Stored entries
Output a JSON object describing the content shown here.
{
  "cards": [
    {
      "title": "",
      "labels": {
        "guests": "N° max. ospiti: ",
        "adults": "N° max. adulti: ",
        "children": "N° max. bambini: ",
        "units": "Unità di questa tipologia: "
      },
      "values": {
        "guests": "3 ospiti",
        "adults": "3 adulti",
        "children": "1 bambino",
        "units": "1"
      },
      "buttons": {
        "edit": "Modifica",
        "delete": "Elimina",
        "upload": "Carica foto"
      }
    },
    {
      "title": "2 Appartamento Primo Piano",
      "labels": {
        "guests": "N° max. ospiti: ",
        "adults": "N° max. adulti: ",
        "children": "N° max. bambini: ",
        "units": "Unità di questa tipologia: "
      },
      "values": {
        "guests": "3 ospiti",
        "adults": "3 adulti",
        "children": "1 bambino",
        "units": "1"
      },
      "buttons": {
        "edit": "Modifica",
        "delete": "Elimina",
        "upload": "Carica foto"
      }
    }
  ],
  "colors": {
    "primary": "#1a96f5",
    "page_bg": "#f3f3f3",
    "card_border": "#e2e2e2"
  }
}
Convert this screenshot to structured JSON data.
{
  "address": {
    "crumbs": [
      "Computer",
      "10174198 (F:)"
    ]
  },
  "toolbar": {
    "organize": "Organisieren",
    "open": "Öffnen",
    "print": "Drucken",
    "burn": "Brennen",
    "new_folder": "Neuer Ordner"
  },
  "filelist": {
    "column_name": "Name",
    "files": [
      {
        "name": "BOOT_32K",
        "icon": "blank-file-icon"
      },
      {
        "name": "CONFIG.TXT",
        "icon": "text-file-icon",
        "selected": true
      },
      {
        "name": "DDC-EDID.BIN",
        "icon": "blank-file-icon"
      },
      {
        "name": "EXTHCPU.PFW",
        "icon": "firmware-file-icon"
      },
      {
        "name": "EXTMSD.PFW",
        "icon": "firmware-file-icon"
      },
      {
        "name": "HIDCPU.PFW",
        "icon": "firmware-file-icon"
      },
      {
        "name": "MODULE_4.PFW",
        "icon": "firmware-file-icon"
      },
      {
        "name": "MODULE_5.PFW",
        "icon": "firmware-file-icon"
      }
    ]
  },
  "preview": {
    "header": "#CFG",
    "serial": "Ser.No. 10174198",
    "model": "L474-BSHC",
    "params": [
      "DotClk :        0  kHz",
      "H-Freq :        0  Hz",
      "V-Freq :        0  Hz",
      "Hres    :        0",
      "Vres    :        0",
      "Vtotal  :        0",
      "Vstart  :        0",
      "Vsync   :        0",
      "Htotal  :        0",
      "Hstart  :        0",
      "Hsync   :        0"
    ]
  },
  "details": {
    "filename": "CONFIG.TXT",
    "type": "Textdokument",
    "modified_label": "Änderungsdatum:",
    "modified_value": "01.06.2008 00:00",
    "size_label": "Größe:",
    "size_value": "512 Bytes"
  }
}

- _EXERCISE GOAL_: Each line from the one containing "Convert this screenshot" to the final line of the entries above must be returned exactly, and no other line may appear.

- _TASK SOLUTION_:
Convert this screenshot to structured JSON data.
{
  "address": {
    "crumbs": [
      "Computer",
      "10174198 (F:)"
    ]
  },
  "toolbar": {
    "organize": "Organisieren",
    "open": "Öffnen",
    "print": "Drucken",
    "burn": "Brennen",
    "new_folder": "Neuer Ordner"
  },
  "filelist": {
    "column_name": "Name",
    "files": [
      {
        "name": "BOOT_32K",
        "icon": "blank-file-icon"
      },
      {
        "name": "CONFIG.TXT",
        "icon": "text-file-icon",
        "selected": true
      },
      {
        "name": "DDC-EDID.BIN",
        "icon": "blank-file-icon"
      },
      {
        "name": "EXTHCPU.PFW",
        "icon": "firmware-file-icon"
      },
      {
        "name": "EXTMSD.PFW",
        "icon": "firmware-file-icon"
      },
      {
        "name": "HIDCPU.PFW",
        "icon": "firmware-file-icon"
      },
      {
        "name": "MODULE_4.PFW",
        "icon": "firmware-file-icon"
      },
      {
        "name": "MODULE_5.PFW",
        "icon": "firmware-file-icon"
      }
    ]
  },
  "preview": {
    "header": "#CFG",
    "serial": "Ser.No. 10174198",
    "model": "L474-BSHC",
    "params": [
      "DotClk :        0  kHz",
      "H-Freq :        0  Hz",
      "V-Freq :        0  Hz",
      "Hres    :        0",
      "Vres    :        0",
      "Vtotal  :        0",
      "Vstart  :        0",
      "Vsync   :        0",
      "Htotal  :        0",
      "Hstart  :        0",
      "Hsync   :        0"
    ]
  },
  "details": {
    "filename": "CONFIG.TXT",
    "type": "Textdokument",
    "modified_label": "Änderungsdatum:",
    "modified_value": "01.06.2008 00:00",
    "size_label": "Größe:",
    "size_value": "512 Bytes"
  }
}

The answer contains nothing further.